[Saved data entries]
+===+
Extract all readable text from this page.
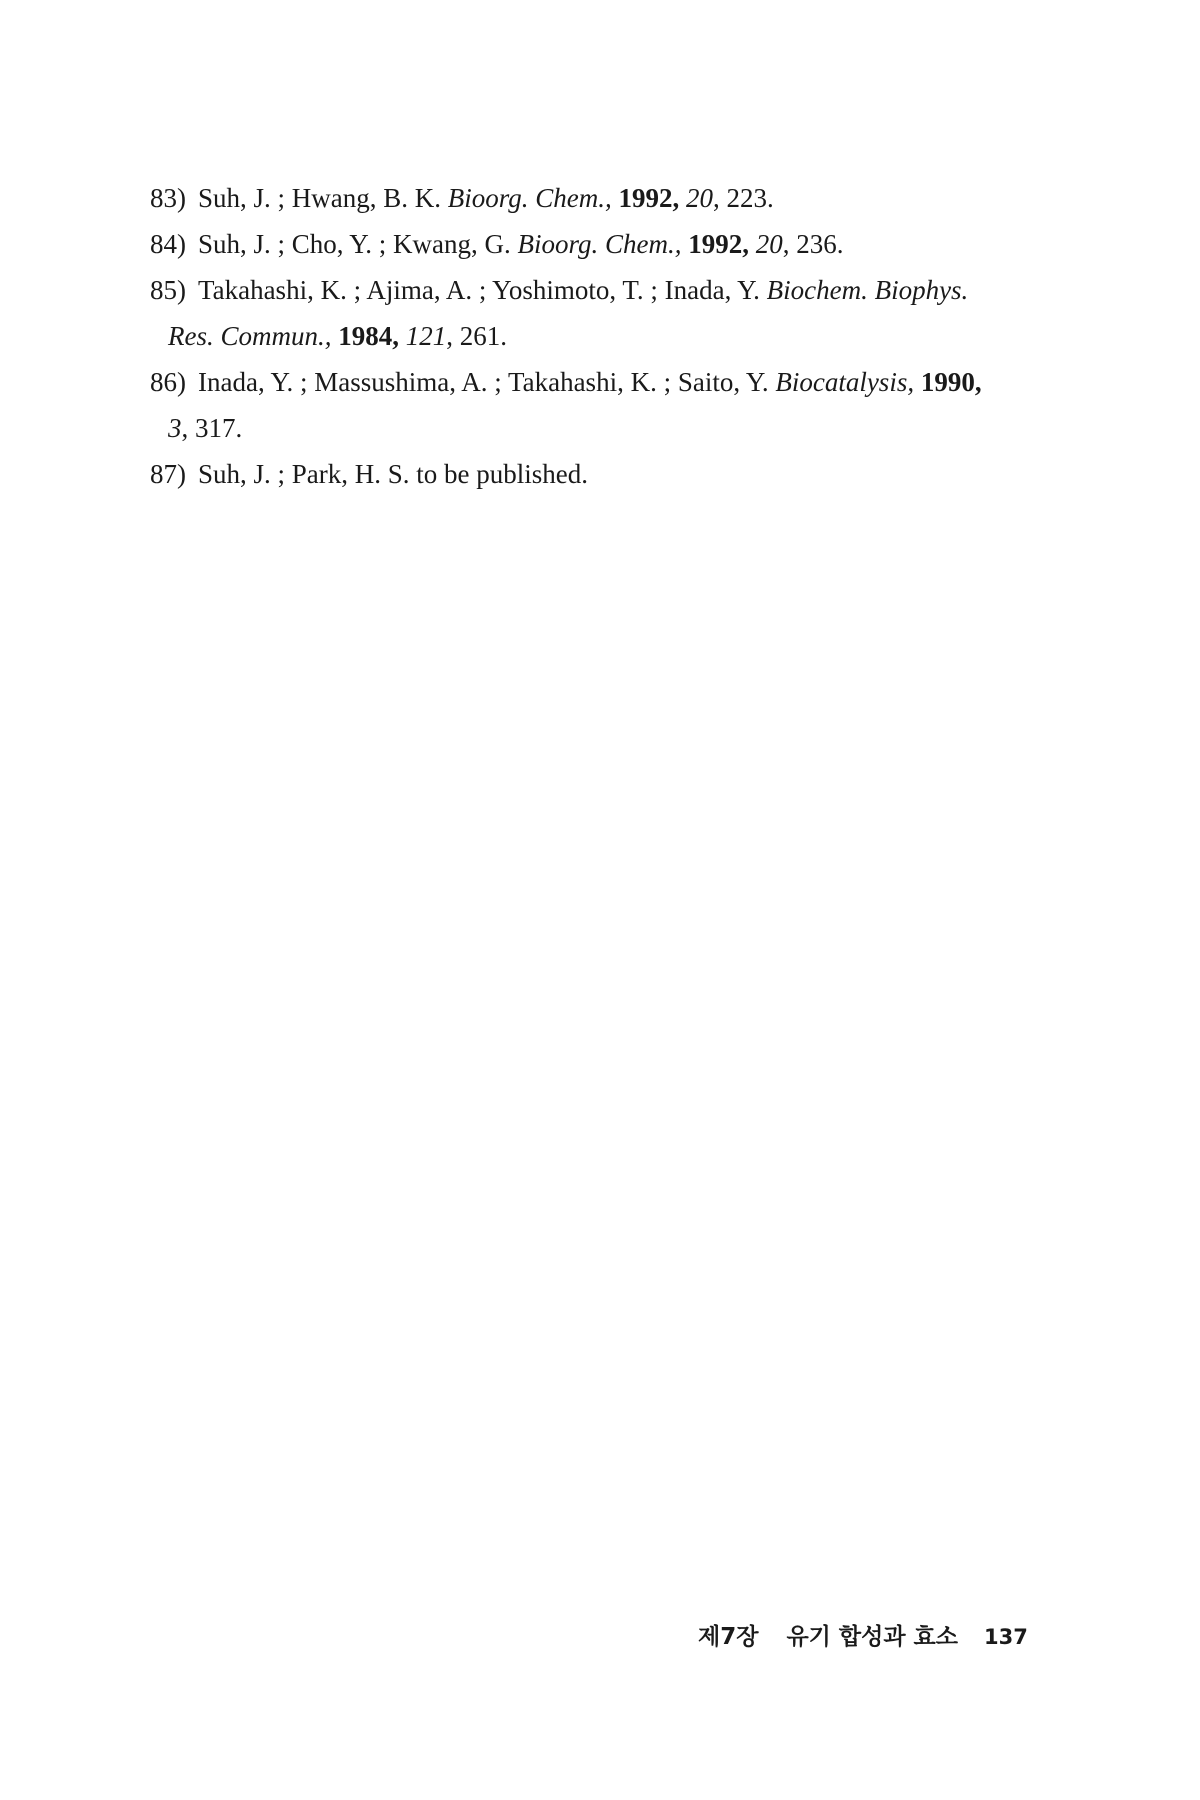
83) Suh, J. ; Hwang, B. K. Bioorg. Chem., 1992, 20, 223.
84) Suh, J. ; Cho, Y. ; Kwang, G. Bioorg. Chem., 1992, 20, 236.
85) Takahashi, K. ; Ajima, A. ; Yoshimoto, T. ; Inada, Y. Biochem. Biophys.
Res. Commun., 1984, 121, 261.
86) Inada, Y. ; Massushima, A. ; Takahashi, K. ; Saito, Y. Biocatalysis, 1990,
3, 317.
87) Suh, J. ; Park, H. S. to be published.
제7장 유기 합성과 효소 137
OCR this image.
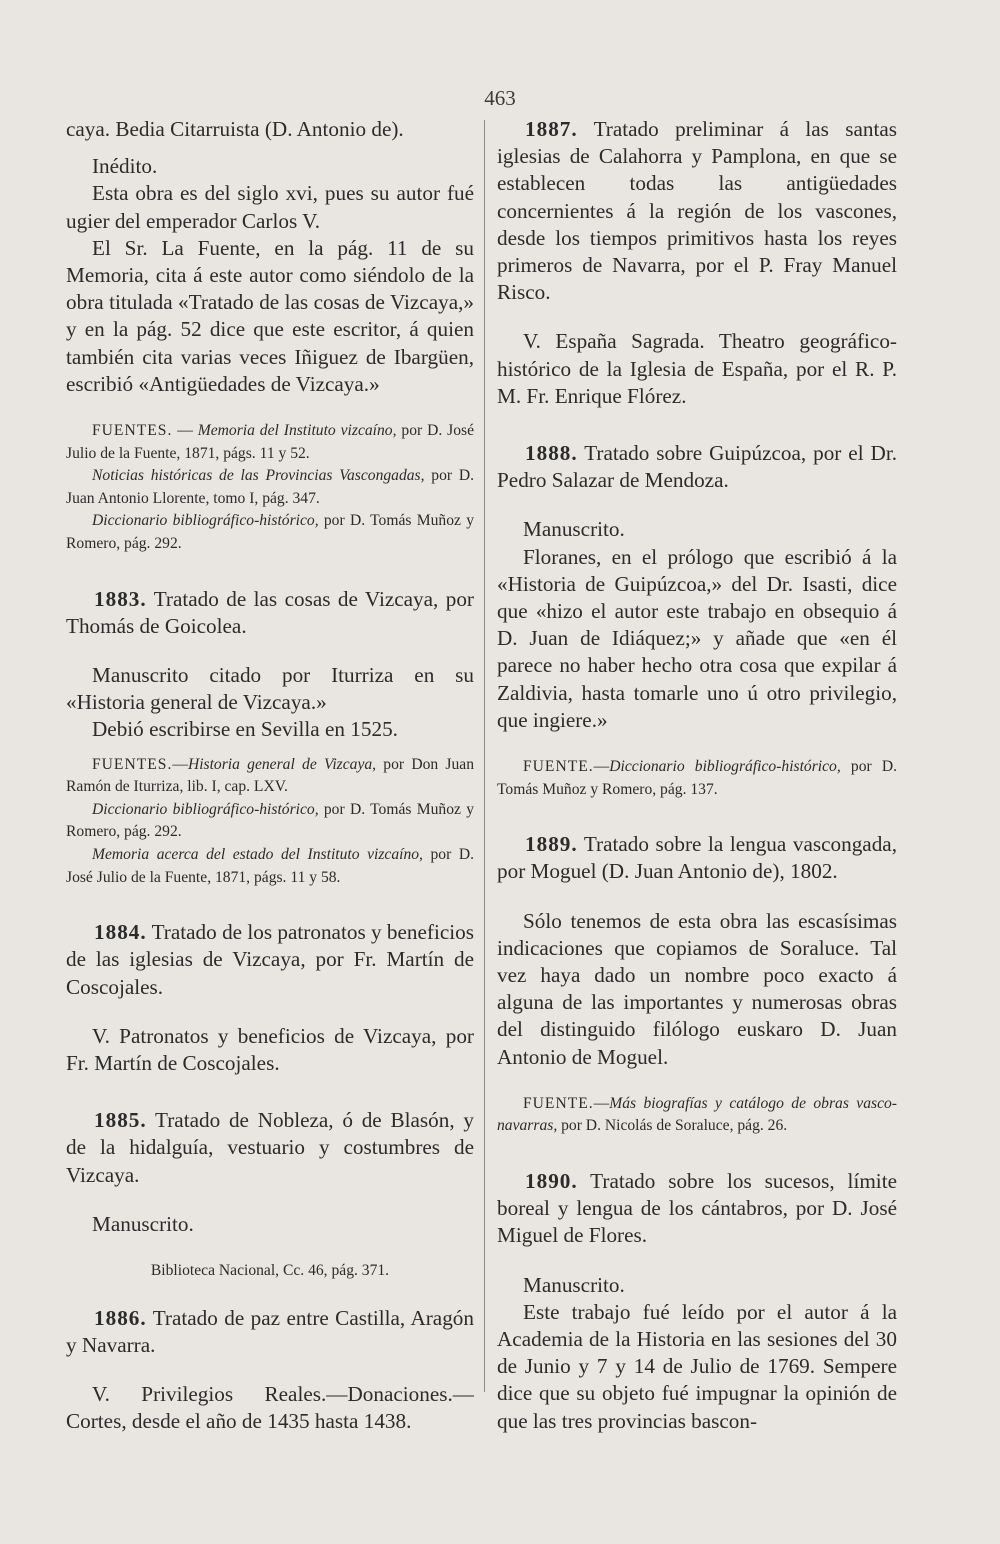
463

caya. Bedia Citarruista (D. Antonio de).

Inédito.

Esta obra es del siglo xvi, pues su autor fué ugier del emperador Carlos V.

El Sr. La Fuente, en la pág. 11 de su Memoria, cita á este autor como siéndolo de la obra titulada «Tratado de las cosas de Vizcaya,» y en la pág. 52 dice que este escritor, á quien también cita varias veces Iñiguez de Ibargüen, escribió «Antigüedades de Vizcaya.»

FUENTES. — Memoria del Instituto vizcaíno, por D. José Julio de la Fuente, 1871, págs. 11 y 52.

Noticias históricas de las Provincias Vascongadas, por D. Juan Antonio Llorente, tomo I, pág. 347.

Diccionario bibliográfico-histórico, por D. Tomás Muñoz y Romero, pág. 292.

1883. Tratado de las cosas de Vizcaya, por Thomás de Goicolea.

Manuscrito citado por Iturriza en su «Historia general de Vizcaya.»

Debió escribirse en Sevilla en 1525.

FUENTES.—Historia general de Vizcaya, por Don Juan Ramón de Iturriza, lib. I, cap. LXV.

Diccionario bibliográfico-histórico, por D. Tomás Muñoz y Romero, pág. 292.

Memoria acerca del estado del Instituto vizcaíno, por D. José Julio de la Fuente, 1871, págs. 11 y 58.

1884. Tratado de los patronatos y beneficios de las iglesias de Vizcaya, por Fr. Martín de Coscojales.

V. Patronatos y beneficios de Vizcaya, por Fr. Martín de Coscojales.

1885. Tratado de Nobleza, ó de Blasón, y de la hidalguía, vestuario y costumbres de Vizcaya.

Manuscrito.

Biblioteca Nacional, Cc. 46, pág. 371.

1886. Tratado de paz entre Castilla, Aragón y Navarra.

V. Privilegios Reales.—Donaciones.—Cortes, desde el año de 1435 hasta 1438.

1887. Tratado preliminar á las santas iglesias de Calahorra y Pamplona, en que se establecen todas las antigüedades concernientes á la región de los vascones, desde los tiempos primitivos hasta los reyes primeros de Navarra, por el P. Fray Manuel Risco.

V. España Sagrada. Theatro geográfico-histórico de la Iglesia de España, por el R. P. M. Fr. Enrique Flórez.

1888. Tratado sobre Guipúzcoa, por el Dr. Pedro Salazar de Mendoza.

Manuscrito.

Floranes, en el prólogo que escribió á la «Historia de Guipúzcoa,» del Dr. Isasti, dice que «hizo el autor este trabajo en obsequio á D. Juan de Idiáquez;» y añade que «en él parece no haber hecho otra cosa que expilar á Zaldivia, hasta tomarle uno ú otro privilegio, que ingiere.»

FUENTE.—Diccionario bibliográfico-histórico, por D. Tomás Muñoz y Romero, pág. 137.

1889. Tratado sobre la lengua vascongada, por Moguel (D. Juan Antonio de), 1802.

Sólo tenemos de esta obra las escasísimas indicaciones que copiamos de Soraluce. Tal vez haya dado un nombre poco exacto á alguna de las importantes y numerosas obras del distinguido filólogo euskaro D. Juan Antonio de Moguel.

FUENTE.—Más biografías y catálogo de obras vasco-navarras, por D. Nicolás de Soraluce, pág. 26.

1890. Tratado sobre los sucesos, límite boreal y lengua de los cántabros, por D. José Miguel de Flores.

Manuscrito.

Este trabajo fué leído por el autor á la Academia de la Historia en las sesiones del 30 de Junio y 7 y 14 de Julio de 1769. Sempere dice que su objeto fué impugnar la opinión de que las tres provincias bascon-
+===+
→ WRITTEN PROBLEM
Find every line in the records that contains the word "trabajo"; copy those lines.

→ REPLY
Floranes, en el prólogo que escribió á la «Historia de Guipúzcoa,» del Dr. Isasti, dice que «hizo el autor este trabajo en obsequio á D. Juan de Idiáquez;» y añade que «en él parece no haber hecho otra cosa que expilar á Zaldivia, hasta tomarle uno ú otro privilegio, que ingiere.»
Este trabajo fué leído por el autor á la Academia de la Historia en las sesiones del 30 de Junio y 7 y 14 de Julio de 1769. Sempere dice que su objeto fué impugnar la opinión de que las tres provincias bascon-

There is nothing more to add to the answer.